** begin **
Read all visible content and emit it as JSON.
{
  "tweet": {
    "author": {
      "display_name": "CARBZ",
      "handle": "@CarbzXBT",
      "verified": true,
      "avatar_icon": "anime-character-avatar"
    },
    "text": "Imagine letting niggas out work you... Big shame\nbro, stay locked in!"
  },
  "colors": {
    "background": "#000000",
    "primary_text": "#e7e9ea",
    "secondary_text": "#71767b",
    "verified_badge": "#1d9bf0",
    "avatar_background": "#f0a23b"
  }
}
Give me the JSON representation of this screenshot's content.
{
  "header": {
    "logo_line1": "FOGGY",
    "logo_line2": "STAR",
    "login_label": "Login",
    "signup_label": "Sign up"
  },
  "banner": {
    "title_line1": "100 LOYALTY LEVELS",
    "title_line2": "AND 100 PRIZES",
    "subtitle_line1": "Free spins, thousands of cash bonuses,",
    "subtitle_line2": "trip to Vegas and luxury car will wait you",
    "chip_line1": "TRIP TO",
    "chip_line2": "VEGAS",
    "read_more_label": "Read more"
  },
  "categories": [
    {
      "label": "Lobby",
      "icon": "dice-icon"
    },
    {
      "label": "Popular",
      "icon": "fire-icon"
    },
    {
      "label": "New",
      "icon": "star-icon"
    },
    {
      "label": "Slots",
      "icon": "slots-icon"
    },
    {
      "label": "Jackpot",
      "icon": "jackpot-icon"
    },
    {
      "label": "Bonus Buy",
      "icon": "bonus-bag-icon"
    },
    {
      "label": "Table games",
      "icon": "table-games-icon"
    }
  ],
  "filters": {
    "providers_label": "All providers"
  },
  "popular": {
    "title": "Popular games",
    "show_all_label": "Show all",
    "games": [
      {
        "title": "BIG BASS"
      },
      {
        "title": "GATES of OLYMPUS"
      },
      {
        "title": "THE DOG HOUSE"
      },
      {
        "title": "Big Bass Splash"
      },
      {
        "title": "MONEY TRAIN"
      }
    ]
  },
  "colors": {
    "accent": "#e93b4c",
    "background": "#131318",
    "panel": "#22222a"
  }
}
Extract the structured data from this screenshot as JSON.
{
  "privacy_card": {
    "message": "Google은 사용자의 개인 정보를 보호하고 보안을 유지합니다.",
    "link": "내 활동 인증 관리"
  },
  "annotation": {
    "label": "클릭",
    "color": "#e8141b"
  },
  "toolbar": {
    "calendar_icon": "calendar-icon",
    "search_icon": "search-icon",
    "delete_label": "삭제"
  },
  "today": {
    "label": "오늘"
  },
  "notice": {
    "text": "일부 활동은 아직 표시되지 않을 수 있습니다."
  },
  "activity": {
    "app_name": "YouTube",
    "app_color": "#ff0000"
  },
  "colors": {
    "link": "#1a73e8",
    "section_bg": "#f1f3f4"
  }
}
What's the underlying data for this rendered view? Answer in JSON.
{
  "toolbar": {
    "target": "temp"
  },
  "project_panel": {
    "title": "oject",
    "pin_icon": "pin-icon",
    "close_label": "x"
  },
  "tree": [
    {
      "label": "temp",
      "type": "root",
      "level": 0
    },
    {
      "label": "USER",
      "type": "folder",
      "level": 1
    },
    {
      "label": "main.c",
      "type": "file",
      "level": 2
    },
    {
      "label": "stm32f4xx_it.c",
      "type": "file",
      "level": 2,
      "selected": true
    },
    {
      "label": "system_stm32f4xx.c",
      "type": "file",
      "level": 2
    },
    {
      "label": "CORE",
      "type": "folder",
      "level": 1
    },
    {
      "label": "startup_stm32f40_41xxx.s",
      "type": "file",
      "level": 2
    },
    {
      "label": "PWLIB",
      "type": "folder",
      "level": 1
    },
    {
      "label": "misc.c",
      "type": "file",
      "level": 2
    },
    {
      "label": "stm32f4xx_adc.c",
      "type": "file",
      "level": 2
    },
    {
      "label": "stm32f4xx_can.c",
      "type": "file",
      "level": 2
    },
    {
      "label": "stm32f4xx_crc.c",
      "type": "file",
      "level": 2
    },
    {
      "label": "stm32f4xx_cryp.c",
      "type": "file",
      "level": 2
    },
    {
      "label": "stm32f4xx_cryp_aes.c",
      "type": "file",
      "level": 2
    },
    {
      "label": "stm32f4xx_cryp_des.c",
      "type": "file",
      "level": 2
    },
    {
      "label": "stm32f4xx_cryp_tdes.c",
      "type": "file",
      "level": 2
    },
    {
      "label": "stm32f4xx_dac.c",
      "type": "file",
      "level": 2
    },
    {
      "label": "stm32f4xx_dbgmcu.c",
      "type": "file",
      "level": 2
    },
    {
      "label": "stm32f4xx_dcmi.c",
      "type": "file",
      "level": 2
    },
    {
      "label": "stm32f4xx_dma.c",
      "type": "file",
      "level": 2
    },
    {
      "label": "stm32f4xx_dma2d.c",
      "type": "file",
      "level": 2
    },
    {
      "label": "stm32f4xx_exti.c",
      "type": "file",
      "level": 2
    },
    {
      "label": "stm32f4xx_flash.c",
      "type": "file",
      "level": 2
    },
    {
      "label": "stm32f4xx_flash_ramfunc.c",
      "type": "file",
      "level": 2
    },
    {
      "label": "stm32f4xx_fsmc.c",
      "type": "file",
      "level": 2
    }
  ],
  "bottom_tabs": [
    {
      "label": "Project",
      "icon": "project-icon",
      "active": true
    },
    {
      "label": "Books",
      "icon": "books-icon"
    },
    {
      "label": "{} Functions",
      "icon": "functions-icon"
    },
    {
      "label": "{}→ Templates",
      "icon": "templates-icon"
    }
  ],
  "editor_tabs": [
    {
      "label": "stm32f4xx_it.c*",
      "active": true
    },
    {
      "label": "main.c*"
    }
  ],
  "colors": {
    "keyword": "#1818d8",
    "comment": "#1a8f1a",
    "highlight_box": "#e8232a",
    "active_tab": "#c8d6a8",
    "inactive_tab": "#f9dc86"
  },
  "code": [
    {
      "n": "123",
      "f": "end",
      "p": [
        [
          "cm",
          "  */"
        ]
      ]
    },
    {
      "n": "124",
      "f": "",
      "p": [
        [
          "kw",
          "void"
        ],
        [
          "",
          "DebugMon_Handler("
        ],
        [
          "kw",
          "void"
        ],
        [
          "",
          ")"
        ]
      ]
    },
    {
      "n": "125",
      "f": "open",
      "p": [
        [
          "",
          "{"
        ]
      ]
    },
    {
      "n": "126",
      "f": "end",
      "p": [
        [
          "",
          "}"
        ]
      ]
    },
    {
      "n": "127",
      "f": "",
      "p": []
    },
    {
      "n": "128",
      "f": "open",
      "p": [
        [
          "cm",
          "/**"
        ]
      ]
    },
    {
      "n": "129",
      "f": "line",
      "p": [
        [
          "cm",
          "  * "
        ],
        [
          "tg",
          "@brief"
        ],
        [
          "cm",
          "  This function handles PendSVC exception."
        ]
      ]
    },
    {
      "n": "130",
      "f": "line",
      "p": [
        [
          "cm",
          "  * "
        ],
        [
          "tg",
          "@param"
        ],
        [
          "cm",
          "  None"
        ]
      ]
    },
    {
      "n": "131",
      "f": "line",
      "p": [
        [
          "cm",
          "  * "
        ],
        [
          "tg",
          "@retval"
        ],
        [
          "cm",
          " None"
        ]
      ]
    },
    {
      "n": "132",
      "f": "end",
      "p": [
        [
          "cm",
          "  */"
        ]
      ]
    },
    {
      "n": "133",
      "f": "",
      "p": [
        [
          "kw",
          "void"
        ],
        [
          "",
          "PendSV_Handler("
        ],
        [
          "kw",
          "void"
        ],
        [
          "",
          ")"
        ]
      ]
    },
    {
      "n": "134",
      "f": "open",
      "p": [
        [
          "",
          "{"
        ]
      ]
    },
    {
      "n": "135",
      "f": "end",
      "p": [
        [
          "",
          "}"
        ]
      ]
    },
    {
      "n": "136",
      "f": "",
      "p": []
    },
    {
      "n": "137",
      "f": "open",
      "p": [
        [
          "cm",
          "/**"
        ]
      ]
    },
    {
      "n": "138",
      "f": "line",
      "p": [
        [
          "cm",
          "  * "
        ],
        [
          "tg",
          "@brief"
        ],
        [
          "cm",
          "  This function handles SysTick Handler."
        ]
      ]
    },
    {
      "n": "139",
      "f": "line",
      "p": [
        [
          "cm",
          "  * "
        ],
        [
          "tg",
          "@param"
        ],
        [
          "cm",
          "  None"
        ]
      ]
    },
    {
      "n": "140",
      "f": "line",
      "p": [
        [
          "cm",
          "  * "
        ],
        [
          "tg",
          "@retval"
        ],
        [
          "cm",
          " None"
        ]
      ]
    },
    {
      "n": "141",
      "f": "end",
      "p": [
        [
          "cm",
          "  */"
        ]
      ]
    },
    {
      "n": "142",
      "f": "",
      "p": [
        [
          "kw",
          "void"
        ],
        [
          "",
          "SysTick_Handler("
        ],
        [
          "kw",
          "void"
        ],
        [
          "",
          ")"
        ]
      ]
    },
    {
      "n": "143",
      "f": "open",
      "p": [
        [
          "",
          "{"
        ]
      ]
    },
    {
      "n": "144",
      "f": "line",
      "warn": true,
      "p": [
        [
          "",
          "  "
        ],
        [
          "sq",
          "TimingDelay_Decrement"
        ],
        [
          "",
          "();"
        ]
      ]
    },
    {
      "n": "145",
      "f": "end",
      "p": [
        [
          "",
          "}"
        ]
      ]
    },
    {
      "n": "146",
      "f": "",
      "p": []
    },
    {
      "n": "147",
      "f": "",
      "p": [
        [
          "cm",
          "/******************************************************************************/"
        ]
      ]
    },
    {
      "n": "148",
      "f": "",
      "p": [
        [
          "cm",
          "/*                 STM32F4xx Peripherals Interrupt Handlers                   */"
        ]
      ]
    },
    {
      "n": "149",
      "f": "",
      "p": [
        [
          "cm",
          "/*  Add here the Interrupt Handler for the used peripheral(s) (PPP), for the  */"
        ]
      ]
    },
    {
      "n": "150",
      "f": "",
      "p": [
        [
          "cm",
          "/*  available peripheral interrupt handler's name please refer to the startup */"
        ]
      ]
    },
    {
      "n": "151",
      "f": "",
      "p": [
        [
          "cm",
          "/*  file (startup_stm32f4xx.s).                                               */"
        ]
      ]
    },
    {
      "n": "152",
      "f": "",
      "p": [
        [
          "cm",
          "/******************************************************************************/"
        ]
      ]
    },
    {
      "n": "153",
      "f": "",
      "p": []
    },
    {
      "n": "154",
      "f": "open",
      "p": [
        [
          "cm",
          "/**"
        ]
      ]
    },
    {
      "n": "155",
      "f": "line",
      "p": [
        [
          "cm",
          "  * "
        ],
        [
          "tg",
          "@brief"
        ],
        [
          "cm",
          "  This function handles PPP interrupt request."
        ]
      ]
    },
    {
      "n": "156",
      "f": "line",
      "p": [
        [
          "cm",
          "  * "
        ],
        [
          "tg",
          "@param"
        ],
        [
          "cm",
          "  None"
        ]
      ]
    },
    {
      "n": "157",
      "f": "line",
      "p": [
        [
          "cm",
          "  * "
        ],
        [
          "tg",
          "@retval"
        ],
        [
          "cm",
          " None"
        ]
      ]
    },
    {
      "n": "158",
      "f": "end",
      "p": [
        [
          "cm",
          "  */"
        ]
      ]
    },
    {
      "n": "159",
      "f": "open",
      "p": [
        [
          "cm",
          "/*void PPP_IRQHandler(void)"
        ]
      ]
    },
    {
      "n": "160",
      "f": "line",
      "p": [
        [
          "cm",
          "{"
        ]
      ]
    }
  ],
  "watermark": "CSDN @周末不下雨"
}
** end **
__Required task__. How many of the lines above include the string "Read"? Answer with the number only.

__Complete output__. 2